* [EXTRACTED MATERIAL]:
<<<<
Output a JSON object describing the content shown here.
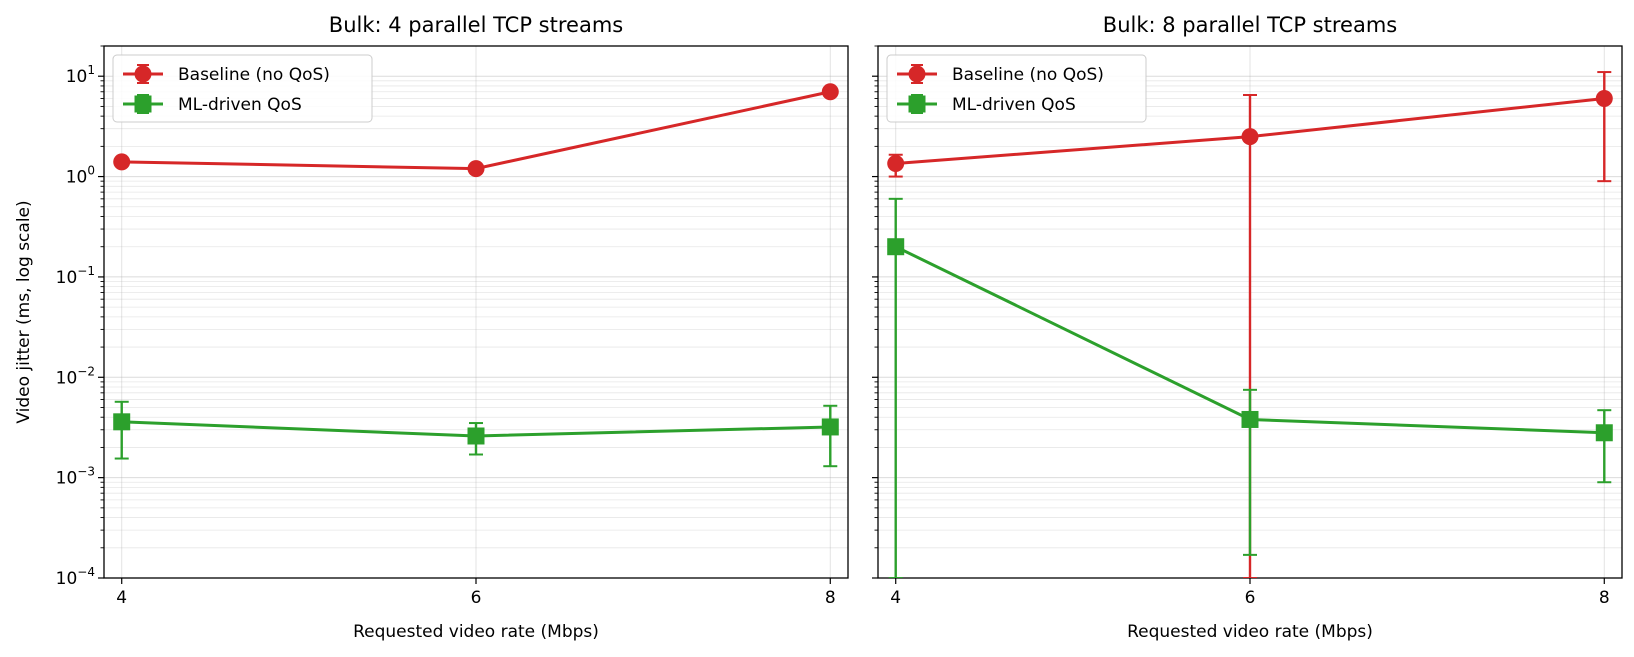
{
  "chart_data": [
    {
      "type": "line",
      "title": "Bulk: 4 parallel TCP streams",
      "xlabel": "Requested video rate (Mbps)",
      "ylabel": "Video jitter (ms, log scale)",
      "yscale": "log",
      "ylim": [
        0.0001,
        20
      ],
      "xlim": [
        3.9,
        8.1
      ],
      "x": [
        4,
        6,
        8
      ],
      "xticks": [
        "4",
        "6",
        "8"
      ],
      "yticks": [
        {
          "value": 0.0001,
          "base": "10",
          "exp": "−4"
        },
        {
          "value": 0.001,
          "base": "10",
          "exp": "−3"
        },
        {
          "value": 0.01,
          "base": "10",
          "exp": "−2"
        },
        {
          "value": 0.1,
          "base": "10",
          "exp": "−1"
        },
        {
          "value": 1,
          "base": "10",
          "exp": "0"
        },
        {
          "value": 10,
          "base": "10",
          "exp": "1"
        }
      ],
      "grid": true,
      "legend_position": "top-left",
      "series": [
        {
          "name": "Baseline (no QoS)",
          "marker": "circle",
          "color": "#d62728",
          "values": [
            1.4,
            1.2,
            7.0
          ],
          "err_low": [
            1.4,
            1.2,
            7.0
          ],
          "err_high": [
            1.4,
            1.2,
            7.0
          ]
        },
        {
          "name": "ML-driven QoS",
          "marker": "square",
          "color": "#2ca02c",
          "values": [
            0.0036,
            0.0026,
            0.0032
          ],
          "err_low": [
            0.00155,
            0.0017,
            0.0013
          ],
          "err_high": [
            0.0057,
            0.0035,
            0.0052
          ]
        }
      ]
    },
    {
      "type": "line",
      "title": "Bulk: 8 parallel TCP streams",
      "xlabel": "Requested video rate (Mbps)",
      "ylabel": "",
      "yscale": "log",
      "ylim": [
        0.0001,
        20
      ],
      "xlim": [
        3.9,
        8.1
      ],
      "x": [
        4,
        6,
        8
      ],
      "xticks": [
        "4",
        "6",
        "8"
      ],
      "grid": true,
      "legend_position": "top-left",
      "series": [
        {
          "name": "Baseline (no QoS)",
          "marker": "circle",
          "color": "#d62728",
          "values": [
            1.35,
            2.5,
            6.0
          ],
          "err_low": [
            1.0,
            0.0001,
            0.9
          ],
          "err_high": [
            1.65,
            6.5,
            11.0
          ]
        },
        {
          "name": "ML-driven QoS",
          "marker": "square",
          "color": "#2ca02c",
          "values": [
            0.2,
            0.0038,
            0.0028
          ],
          "err_low": [
            0.0001,
            0.00017,
            0.0009
          ],
          "err_high": [
            0.6,
            0.0075,
            0.0047
          ]
        }
      ]
    }
  ]
}
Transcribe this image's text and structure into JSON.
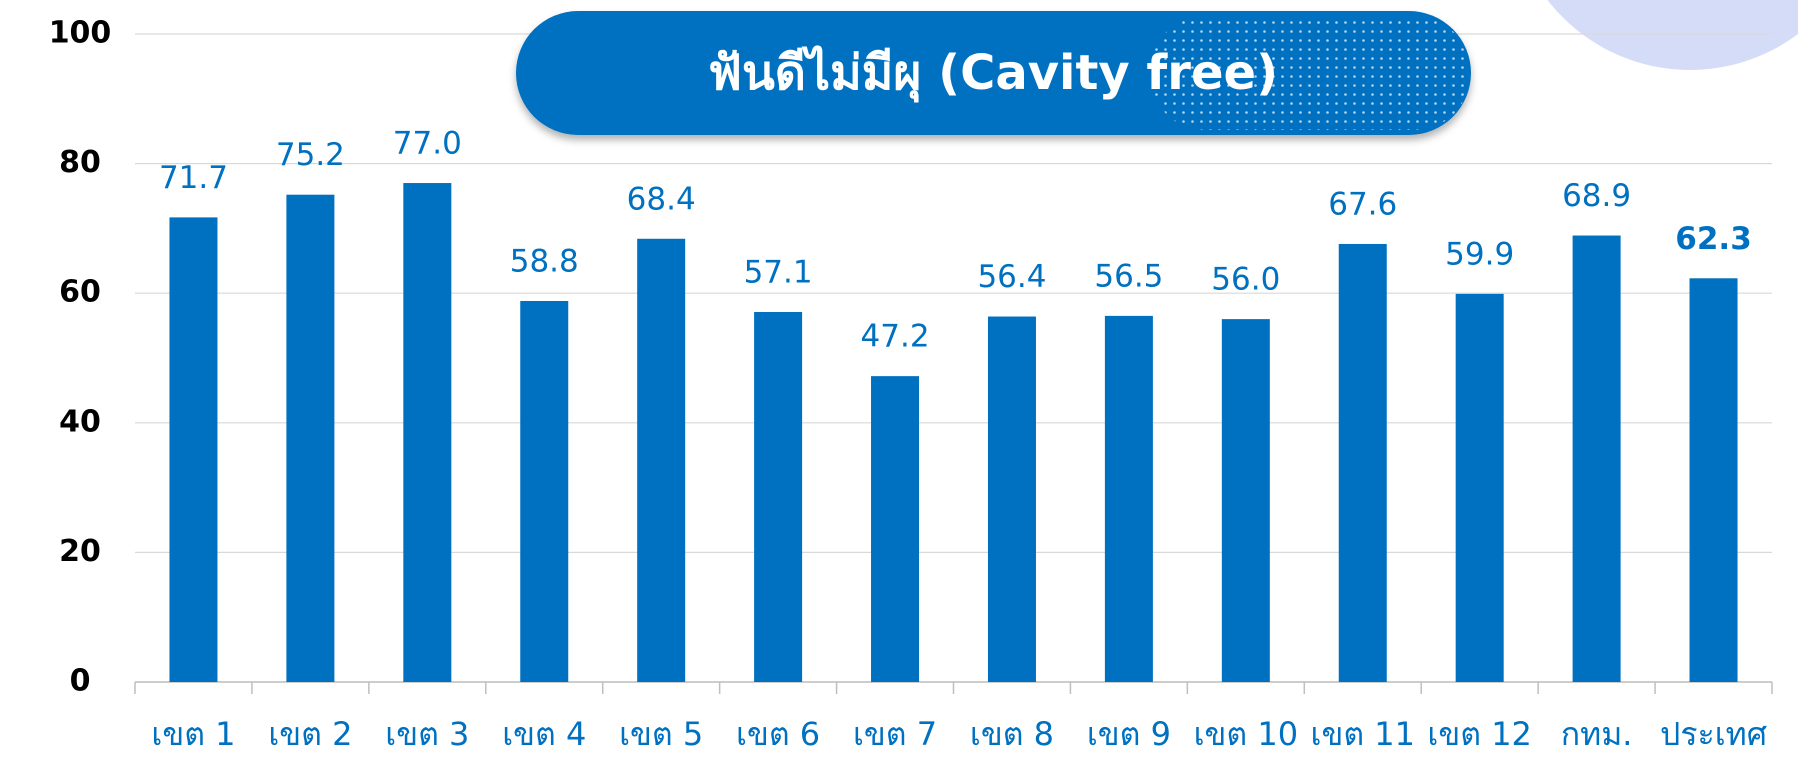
{
  "chart_data": {
    "type": "bar",
    "title": "ฟันดีไม่มีผุ  (Cavity free)",
    "categories": [
      "เขต 1",
      "เขต 2",
      "เขต 3",
      "เขต 4",
      "เขต 5",
      "เขต 6",
      "เขต 7",
      "เขต 8",
      "เขต 9",
      "เขต 10",
      "เขต 11",
      "เขต 12",
      "กทม.",
      "ประเทศ"
    ],
    "values": [
      71.7,
      75.2,
      77,
      58.8,
      68.4,
      57.1,
      47.2,
      56.4,
      56.5,
      56,
      67.6,
      59.9,
      68.9,
      62.3
    ],
    "value_labels": [
      "71.7",
      "75.2",
      "77.0",
      "58.8",
      "68.4",
      "57.1",
      "47.2",
      "56.4",
      "56.5",
      "56.0",
      "67.6",
      "59.9",
      "68.9",
      "62.3"
    ],
    "color": "#0070c0",
    "ylim": [
      0,
      100
    ],
    "yticks": [
      0,
      20,
      40,
      60,
      80,
      100
    ],
    "grid": true
  }
}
>>>>
* [REQUIREMENTS]: Go through the entries above and print each one exactly, minus the pictures.

* [EXERCISE SOLUTION]:
Output a JSON object describing the content shown here.
{
  "chart_data": [
    {
      "type": "line",
      "title": "Bulk: 4 parallel TCP streams",
      "xlabel": "Requested video rate (Mbps)",
      "ylabel": "Video jitter (ms, log scale)",
      "yscale": "log",
      "ylim": [
        0.0001,
        20
      ],
      "xlim": [
        3.9,
        8.1
      ],
      "x": [
        4,
        6,
        8
      ],
      "xticks": [
        "4",
        "6",
        "8"
      ],
      "yticks": [
        {
          "value": 0.0001,
          "base": "10",
          "exp": "−4"
        },
        {
          "value": 0.001,
          "base": "10",
          "exp": "−3"
        },
        {
          "value": 0.01,
          "base": "10",
          "exp": "−2"
        },
        {
          "value": 0.1,
          "base": "10",
          "exp": "−1"
        },
        {
          "value": 1,
          "base": "10",
          "exp": "0"
        },
        {
          "value": 10,
          "base": "10",
          "exp": "1"
        }
      ],
      "grid": true,
      "legend_position": "top-left",
      "series": [
        {
          "name": "Baseline (no QoS)",
          "marker": "circle",
          "color": "#d62728",
          "values": [
            1.4,
            1.2,
            7.0
          ],
          "err_low": [
            1.4,
            1.2,
            7.0
          ],
          "err_high": [
            1.4,
            1.2,
            7.0
          ]
        },
        {
          "name": "ML-driven QoS",
          "marker": "square",
          "color": "#2ca02c",
          "values": [
            0.0036,
            0.0026,
            0.0032
          ],
          "err_low": [
            0.00155,
            0.0017,
            0.0013
          ],
          "err_high": [
            0.0057,
            0.0035,
            0.0052
          ]
        }
      ]
    },
    {
      "type": "line",
      "title": "Bulk: 8 parallel TCP streams",
      "xlabel": "Requested video rate (Mbps)",
      "ylabel": "",
      "yscale": "log",
      "ylim": [
        0.0001,
        20
      ],
      "xlim": [
        3.9,
        8.1
      ],
      "x": [
        4,
        6,
        8
      ],
      "xticks": [
        "4",
        "6",
        "8"
      ],
      "grid": true,
      "legend_position": "top-left",
      "series": [
        {
          "name": "Baseline (no QoS)",
          "marker": "circle",
          "color": "#d62728",
          "values": [
            1.35,
            2.5,
            6.0
          ],
          "err_low": [
            1.0,
            0.0001,
            0.9
          ],
          "err_high": [
            1.65,
            6.5,
            11.0
          ]
        },
        {
          "name": "ML-driven QoS",
          "marker": "square",
          "color": "#2ca02c",
          "values": [
            0.2,
            0.0038,
            0.0028
          ],
          "err_low": [
            0.0001,
            0.00017,
            0.0009
          ],
          "err_high": [
            0.6,
            0.0075,
            0.0047
          ]
        }
      ]
    }
  ]
}
Transcribe this image's text and structure into JSON.
{
  "chart_data": {
    "type": "bar",
    "title": "ฟันดีไม่มีผุ  (Cavity free)",
    "categories": [
      "เขต 1",
      "เขต 2",
      "เขต 3",
      "เขต 4",
      "เขต 5",
      "เขต 6",
      "เขต 7",
      "เขต 8",
      "เขต 9",
      "เขต 10",
      "เขต 11",
      "เขต 12",
      "กทม.",
      "ประเทศ"
    ],
    "values": [
      71.7,
      75.2,
      77,
      58.8,
      68.4,
      57.1,
      47.2,
      56.4,
      56.5,
      56,
      67.6,
      59.9,
      68.9,
      62.3
    ],
    "value_labels": [
      "71.7",
      "75.2",
      "77.0",
      "58.8",
      "68.4",
      "57.1",
      "47.2",
      "56.4",
      "56.5",
      "56.0",
      "67.6",
      "59.9",
      "68.9",
      "62.3"
    ],
    "color": "#0070c0",
    "ylim": [
      0,
      100
    ],
    "yticks": [
      0,
      20,
      40,
      60,
      80,
      100
    ],
    "grid": true
  }
}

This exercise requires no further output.